Given request. Copy each line that has the string "disposition" somewhere in it.

[Stored dataset items]
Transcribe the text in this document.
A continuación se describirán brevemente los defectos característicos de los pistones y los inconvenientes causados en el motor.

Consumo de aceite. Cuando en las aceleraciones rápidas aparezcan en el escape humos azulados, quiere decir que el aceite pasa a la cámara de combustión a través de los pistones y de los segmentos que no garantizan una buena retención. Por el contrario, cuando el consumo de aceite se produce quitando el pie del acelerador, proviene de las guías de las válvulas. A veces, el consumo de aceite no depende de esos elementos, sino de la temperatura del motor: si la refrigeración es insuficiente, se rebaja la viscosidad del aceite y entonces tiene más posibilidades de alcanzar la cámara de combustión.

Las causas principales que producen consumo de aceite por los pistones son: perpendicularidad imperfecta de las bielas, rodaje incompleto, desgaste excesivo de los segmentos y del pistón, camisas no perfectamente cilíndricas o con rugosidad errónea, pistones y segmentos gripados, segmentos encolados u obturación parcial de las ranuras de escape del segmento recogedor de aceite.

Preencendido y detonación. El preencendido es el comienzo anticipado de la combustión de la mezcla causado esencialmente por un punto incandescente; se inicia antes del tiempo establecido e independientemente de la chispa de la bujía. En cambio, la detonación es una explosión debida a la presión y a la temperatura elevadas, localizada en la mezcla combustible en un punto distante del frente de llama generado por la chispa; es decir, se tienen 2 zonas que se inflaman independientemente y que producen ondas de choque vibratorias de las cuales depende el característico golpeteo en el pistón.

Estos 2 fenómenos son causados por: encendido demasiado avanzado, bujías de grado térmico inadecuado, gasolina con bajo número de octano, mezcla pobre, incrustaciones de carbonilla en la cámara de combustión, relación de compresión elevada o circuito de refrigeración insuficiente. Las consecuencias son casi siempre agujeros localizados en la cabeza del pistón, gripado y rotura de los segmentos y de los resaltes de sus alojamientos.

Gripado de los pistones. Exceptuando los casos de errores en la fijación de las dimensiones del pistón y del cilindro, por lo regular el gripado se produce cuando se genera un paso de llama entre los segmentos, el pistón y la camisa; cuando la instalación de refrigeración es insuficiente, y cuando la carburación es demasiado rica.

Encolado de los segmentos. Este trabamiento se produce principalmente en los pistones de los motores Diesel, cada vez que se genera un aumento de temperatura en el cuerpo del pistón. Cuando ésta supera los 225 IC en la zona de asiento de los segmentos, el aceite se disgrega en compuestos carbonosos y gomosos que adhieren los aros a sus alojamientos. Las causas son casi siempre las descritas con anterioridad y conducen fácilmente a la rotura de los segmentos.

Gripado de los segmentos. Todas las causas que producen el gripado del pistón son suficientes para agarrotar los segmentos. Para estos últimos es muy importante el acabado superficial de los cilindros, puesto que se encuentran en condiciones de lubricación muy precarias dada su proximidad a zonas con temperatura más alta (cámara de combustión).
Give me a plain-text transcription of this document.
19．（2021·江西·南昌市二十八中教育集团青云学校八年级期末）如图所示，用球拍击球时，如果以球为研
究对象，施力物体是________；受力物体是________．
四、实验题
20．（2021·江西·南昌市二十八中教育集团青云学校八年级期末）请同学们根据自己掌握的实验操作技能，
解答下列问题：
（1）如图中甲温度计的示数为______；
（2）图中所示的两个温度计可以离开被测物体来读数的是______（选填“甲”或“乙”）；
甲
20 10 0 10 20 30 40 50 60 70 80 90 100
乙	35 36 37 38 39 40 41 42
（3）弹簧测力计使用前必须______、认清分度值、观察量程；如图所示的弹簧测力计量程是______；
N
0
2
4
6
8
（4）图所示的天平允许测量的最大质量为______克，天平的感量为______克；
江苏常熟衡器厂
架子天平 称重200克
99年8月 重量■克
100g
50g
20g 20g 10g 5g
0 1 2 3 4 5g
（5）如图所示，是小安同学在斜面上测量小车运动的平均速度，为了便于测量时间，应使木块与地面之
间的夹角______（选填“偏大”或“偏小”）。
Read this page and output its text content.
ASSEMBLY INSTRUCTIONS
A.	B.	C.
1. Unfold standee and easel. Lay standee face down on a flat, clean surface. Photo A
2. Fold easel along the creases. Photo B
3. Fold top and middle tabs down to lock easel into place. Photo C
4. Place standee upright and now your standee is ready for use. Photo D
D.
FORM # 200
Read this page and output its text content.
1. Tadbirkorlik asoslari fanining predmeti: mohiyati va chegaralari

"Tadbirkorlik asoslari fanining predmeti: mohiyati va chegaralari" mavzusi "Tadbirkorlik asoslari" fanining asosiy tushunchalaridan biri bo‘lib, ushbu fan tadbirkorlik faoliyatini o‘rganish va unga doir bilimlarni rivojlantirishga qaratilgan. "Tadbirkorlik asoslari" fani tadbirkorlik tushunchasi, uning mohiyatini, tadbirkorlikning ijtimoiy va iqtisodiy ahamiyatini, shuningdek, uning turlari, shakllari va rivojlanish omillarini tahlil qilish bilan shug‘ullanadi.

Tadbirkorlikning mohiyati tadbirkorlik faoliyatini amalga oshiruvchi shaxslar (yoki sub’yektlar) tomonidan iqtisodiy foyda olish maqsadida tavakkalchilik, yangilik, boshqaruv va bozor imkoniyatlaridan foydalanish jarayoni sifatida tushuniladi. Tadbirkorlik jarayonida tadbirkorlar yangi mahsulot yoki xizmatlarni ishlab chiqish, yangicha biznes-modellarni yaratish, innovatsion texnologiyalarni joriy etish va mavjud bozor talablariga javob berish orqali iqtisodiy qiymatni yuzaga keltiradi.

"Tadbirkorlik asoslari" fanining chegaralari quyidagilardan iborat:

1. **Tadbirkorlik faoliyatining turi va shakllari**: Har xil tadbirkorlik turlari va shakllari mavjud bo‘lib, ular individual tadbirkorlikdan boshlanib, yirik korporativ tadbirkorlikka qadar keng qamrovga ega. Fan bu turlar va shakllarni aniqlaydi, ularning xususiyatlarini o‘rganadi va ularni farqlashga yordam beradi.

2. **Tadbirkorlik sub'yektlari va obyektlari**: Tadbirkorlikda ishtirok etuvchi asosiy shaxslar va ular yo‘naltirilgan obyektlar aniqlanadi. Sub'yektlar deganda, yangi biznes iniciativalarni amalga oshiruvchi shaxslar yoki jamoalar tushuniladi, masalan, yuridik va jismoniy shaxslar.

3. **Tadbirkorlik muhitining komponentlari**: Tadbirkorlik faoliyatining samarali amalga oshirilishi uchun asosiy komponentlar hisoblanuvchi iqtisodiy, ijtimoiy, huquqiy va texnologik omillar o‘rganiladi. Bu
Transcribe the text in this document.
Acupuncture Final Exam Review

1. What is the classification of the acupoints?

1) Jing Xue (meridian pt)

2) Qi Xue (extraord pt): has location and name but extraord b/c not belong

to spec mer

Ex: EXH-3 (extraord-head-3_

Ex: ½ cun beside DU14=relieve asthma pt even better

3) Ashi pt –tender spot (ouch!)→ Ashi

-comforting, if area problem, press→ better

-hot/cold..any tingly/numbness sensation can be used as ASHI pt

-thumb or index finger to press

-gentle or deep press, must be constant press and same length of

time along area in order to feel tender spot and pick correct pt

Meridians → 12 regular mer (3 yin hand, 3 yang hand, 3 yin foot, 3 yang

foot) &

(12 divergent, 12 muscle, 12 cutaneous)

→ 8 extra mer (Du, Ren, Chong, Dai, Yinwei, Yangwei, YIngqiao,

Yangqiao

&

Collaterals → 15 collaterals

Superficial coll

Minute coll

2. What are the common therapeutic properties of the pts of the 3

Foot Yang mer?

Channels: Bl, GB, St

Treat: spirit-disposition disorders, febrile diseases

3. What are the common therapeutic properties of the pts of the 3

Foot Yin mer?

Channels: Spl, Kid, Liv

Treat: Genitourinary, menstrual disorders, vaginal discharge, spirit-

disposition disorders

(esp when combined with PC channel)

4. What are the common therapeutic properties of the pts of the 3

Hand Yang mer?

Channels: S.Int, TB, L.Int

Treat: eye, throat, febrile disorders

Result.
Treat: spirit-disposition disorders, febrile diseases
disposition disorders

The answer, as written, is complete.